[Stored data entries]
━━━━━━━━━━━━━━━━━━━━

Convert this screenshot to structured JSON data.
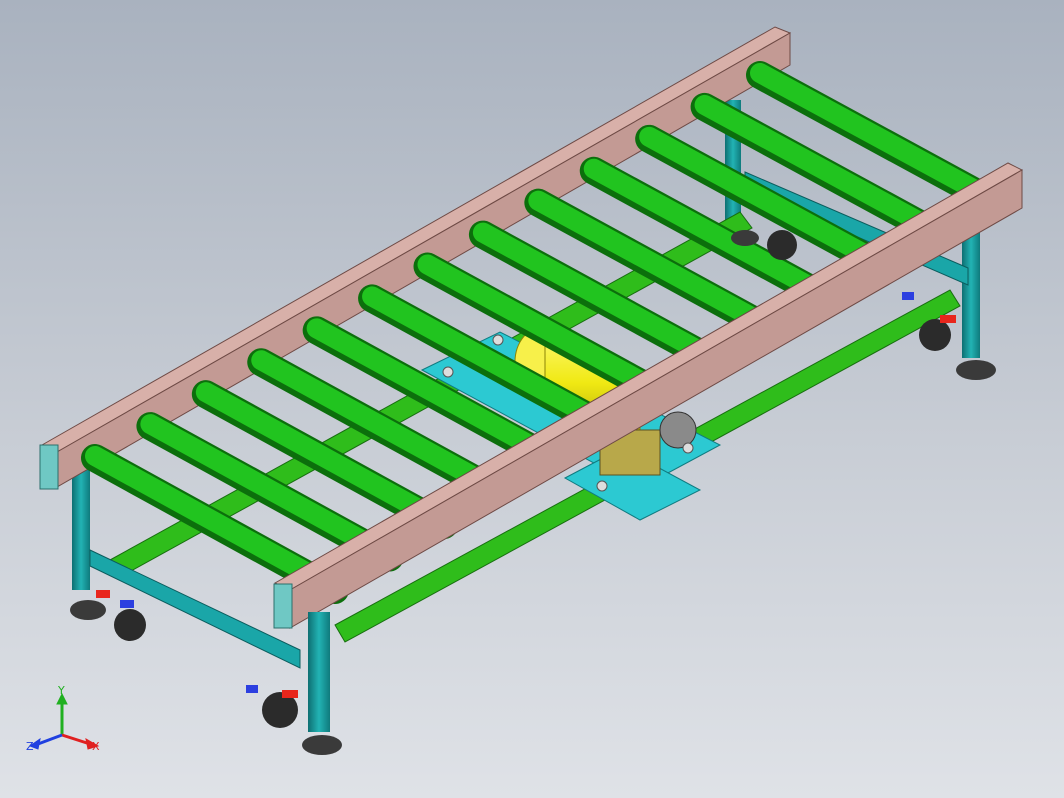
{
  "viewport": {
    "background_top": "#a9b2bf",
    "background_bottom": "#dfe2e7"
  },
  "model": {
    "roller_count": 13,
    "colors": {
      "side_rail": "#c39a94",
      "rail_end_cap": "#6fc8c4",
      "roller": "#21c41f",
      "frame": "#1aa6a8",
      "cross_bar": "#2fbd1b",
      "motor": "#f2ef14",
      "mount_plate": "#2cc9d2",
      "gearbox": "#b8a84a",
      "leveling_foot": "#3a3a3a",
      "caster_lock_red": "#e8261c",
      "caster_lock_blue": "#2c3fe0"
    }
  },
  "triad": {
    "x_label": "X",
    "y_label": "Y",
    "z_label": "Z",
    "x_color": "#e02020",
    "y_color": "#20b020",
    "z_color": "#2040e0"
  }
}
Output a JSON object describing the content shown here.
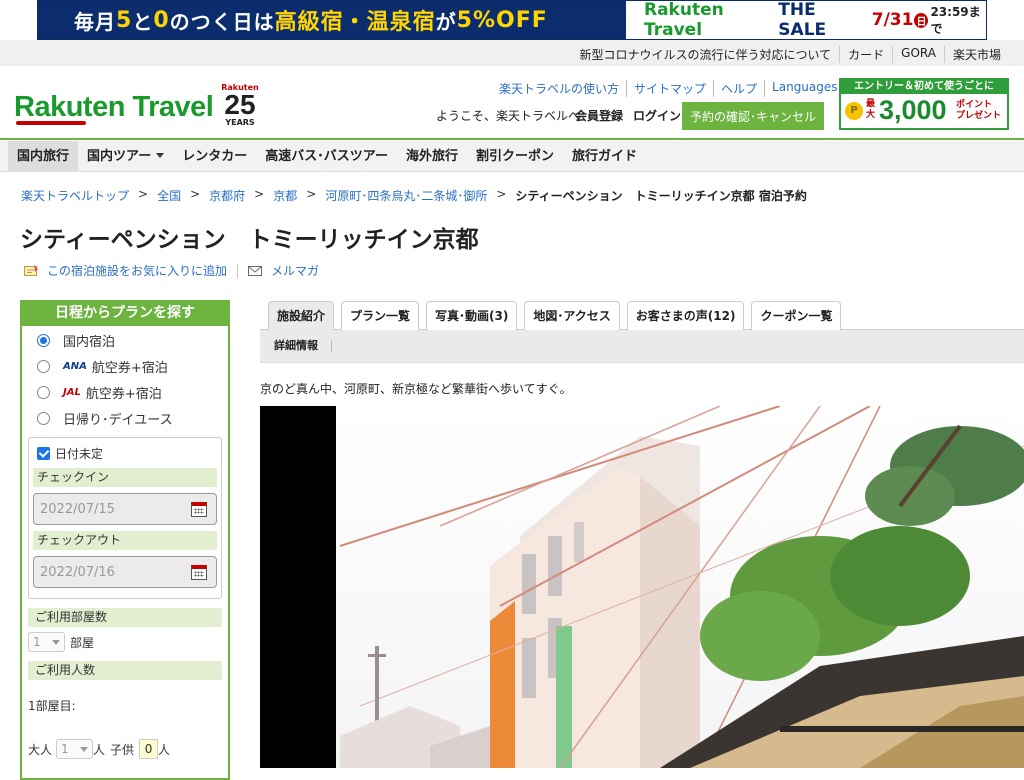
{
  "banner": {
    "left_parts": [
      "毎月",
      "5",
      "と",
      "0",
      "のつく日は",
      "高級宿・温泉宿",
      "が",
      "5",
      "%OFF"
    ],
    "brand": "Rakuten Travel",
    "sale": "THE SALE",
    "date": "7/31",
    "weekday": "日",
    "time": "23:59まで"
  },
  "utility_links": [
    "新型コロナウイルスの流行に伴う対応について",
    "カード",
    "GORA",
    "楽天市場"
  ],
  "header": {
    "logo": "Rakuten Travel",
    "anniv_brand": "Rakuten",
    "anniv_num": "25",
    "anniv_years": "YEARS",
    "links": [
      "楽天トラベルの使い方",
      "サイトマップ",
      "ヘルプ",
      "Languages"
    ],
    "welcome": "ようこそ、楽天トラベルへ",
    "member": "会員登録",
    "login": "ログイン",
    "reserve": "予約の確認･キャンセル",
    "promo_top": "エントリー＆初めて使うごとに",
    "promo_coin": "P",
    "promo_max": "最大",
    "promo_amount": "3,000",
    "promo_points": "ポイント",
    "promo_present": "プレゼント"
  },
  "nav": [
    "国内旅行",
    "国内ツアー",
    "レンタカー",
    "高速バス･バスツアー",
    "海外旅行",
    "割引クーポン",
    "旅行ガイド"
  ],
  "breadcrumb": {
    "items": [
      "楽天トラベルトップ",
      "全国",
      "京都府",
      "京都",
      "河原町･四条烏丸･二条城･御所"
    ],
    "separator": ">",
    "current": "シティーペンション　トミーリッチイン京都 宿泊予約"
  },
  "title": "シティーペンション　トミーリッチイン京都",
  "actions": {
    "favorite": "この宿泊施設をお気に入りに追加",
    "mailmag": "メルマガ"
  },
  "sidebar": {
    "heading": "日程からプランを探す",
    "options": [
      {
        "label": "国内宿泊",
        "selected": true,
        "logo": ""
      },
      {
        "label": "航空券+宿泊",
        "selected": false,
        "logo": "ANA"
      },
      {
        "label": "航空券+宿泊",
        "selected": false,
        "logo": "JAL"
      },
      {
        "label": "日帰り･デイユース",
        "selected": false,
        "logo": ""
      }
    ],
    "undecided": "日付未定",
    "checkin_label": "チェックイン",
    "checkin_value": "2022/07/15",
    "checkout_label": "チェックアウト",
    "checkout_value": "2022/07/16",
    "rooms_label": "ご利用部屋数",
    "rooms_value": "1",
    "rooms_unit": "部屋",
    "guests_label": "ご利用人数",
    "room1": "1部屋目:",
    "adult_label": "大人",
    "adult_value": "1",
    "person_unit": "人",
    "child_label": "子供",
    "child_value": "0"
  },
  "tabs": [
    "施設紹介",
    "プラン一覧",
    "写真･動画(3)",
    "地図･アクセス",
    "お客さまの声(12)",
    "クーポン一覧"
  ],
  "subtab": "詳細情報",
  "description": "京のど真ん中、河原町、新京極など繁華街へ歩いてすぐ。",
  "colors": {
    "green": "#6cb33f",
    "link": "#2a6fc6",
    "brand_navy": "#0b2d6e",
    "brand_red": "#c40000"
  }
}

━━━━━━━━━━━━━━━━━━━━

INSTRUCTIONS TO FOLLOW -> Retype every entry verbatim and exclude the pictures from the copy.

EXERCISE RESPONSE ->
Convert this screenshot to structured JSON data.
{
  "viewport": {
    "background_top": "#a9b2bf",
    "background_bottom": "#dfe2e7"
  },
  "model": {
    "roller_count": 13,
    "colors": {
      "side_rail": "#c39a94",
      "rail_end_cap": "#6fc8c4",
      "roller": "#21c41f",
      "frame": "#1aa6a8",
      "cross_bar": "#2fbd1b",
      "motor": "#f2ef14",
      "mount_plate": "#2cc9d2",
      "gearbox": "#b8a84a",
      "leveling_foot": "#3a3a3a",
      "caster_lock_red": "#e8261c",
      "caster_lock_blue": "#2c3fe0"
    }
  },
  "triad": {
    "x_label": "X",
    "y_label": "Y",
    "z_label": "Z",
    "x_color": "#e02020",
    "y_color": "#20b020",
    "z_color": "#2040e0"
  }
}
Output a JSON object describing the content shown here.
{
  "banner": {
    "left_parts": [
      "毎月",
      "5",
      "と",
      "0",
      "のつく日は",
      "高級宿・温泉宿",
      "が",
      "5",
      "%OFF"
    ],
    "brand": "Rakuten Travel",
    "sale": "THE SALE",
    "date": "7/31",
    "weekday": "日",
    "time": "23:59まで"
  },
  "utility_links": [
    "新型コロナウイルスの流行に伴う対応について",
    "カード",
    "GORA",
    "楽天市場"
  ],
  "header": {
    "logo": "Rakuten Travel",
    "anniv_brand": "Rakuten",
    "anniv_num": "25",
    "anniv_years": "YEARS",
    "links": [
      "楽天トラベルの使い方",
      "サイトマップ",
      "ヘルプ",
      "Languages"
    ],
    "welcome": "ようこそ、楽天トラベルへ",
    "member": "会員登録",
    "login": "ログイン",
    "reserve": "予約の確認･キャンセル",
    "promo_top": "エントリー＆初めて使うごとに",
    "promo_coin": "P",
    "promo_max": "最大",
    "promo_amount": "3,000",
    "promo_points": "ポイント",
    "promo_present": "プレゼント"
  },
  "nav": [
    "国内旅行",
    "国内ツアー",
    "レンタカー",
    "高速バス･バスツアー",
    "海外旅行",
    "割引クーポン",
    "旅行ガイド"
  ],
  "breadcrumb": {
    "items": [
      "楽天トラベルトップ",
      "全国",
      "京都府",
      "京都",
      "河原町･四条烏丸･二条城･御所"
    ],
    "separator": ">",
    "current": "シティーペンション　トミーリッチイン京都 宿泊予約"
  },
  "title": "シティーペンション　トミーリッチイン京都",
  "actions": {
    "favorite": "この宿泊施設をお気に入りに追加",
    "mailmag": "メルマガ"
  },
  "sidebar": {
    "heading": "日程からプランを探す",
    "options": [
      {
        "label": "国内宿泊",
        "selected": true,
        "logo": ""
      },
      {
        "label": "航空券+宿泊",
        "selected": false,
        "logo": "ANA"
      },
      {
        "label": "航空券+宿泊",
        "selected": false,
        "logo": "JAL"
      },
      {
        "label": "日帰り･デイユース",
        "selected": false,
        "logo": ""
      }
    ],
    "undecided": "日付未定",
    "checkin_label": "チェックイン",
    "checkin_value": "2022/07/15",
    "checkout_label": "チェックアウト",
    "checkout_value": "2022/07/16",
    "rooms_label": "ご利用部屋数",
    "rooms_value": "1",
    "rooms_unit": "部屋",
    "guests_label": "ご利用人数",
    "room1": "1部屋目:",
    "adult_label": "大人",
    "adult_value": "1",
    "person_unit": "人",
    "child_label": "子供",
    "child_value": "0"
  },
  "tabs": [
    "施設紹介",
    "プラン一覧",
    "写真･動画(3)",
    "地図･アクセス",
    "お客さまの声(12)",
    "クーポン一覧"
  ],
  "subtab": "詳細情報",
  "description": "京のど真ん中、河原町、新京極など繁華街へ歩いてすぐ。",
  "colors": {
    "green": "#6cb33f",
    "link": "#2a6fc6",
    "brand_navy": "#0b2d6e",
    "brand_red": "#c40000"
  }
}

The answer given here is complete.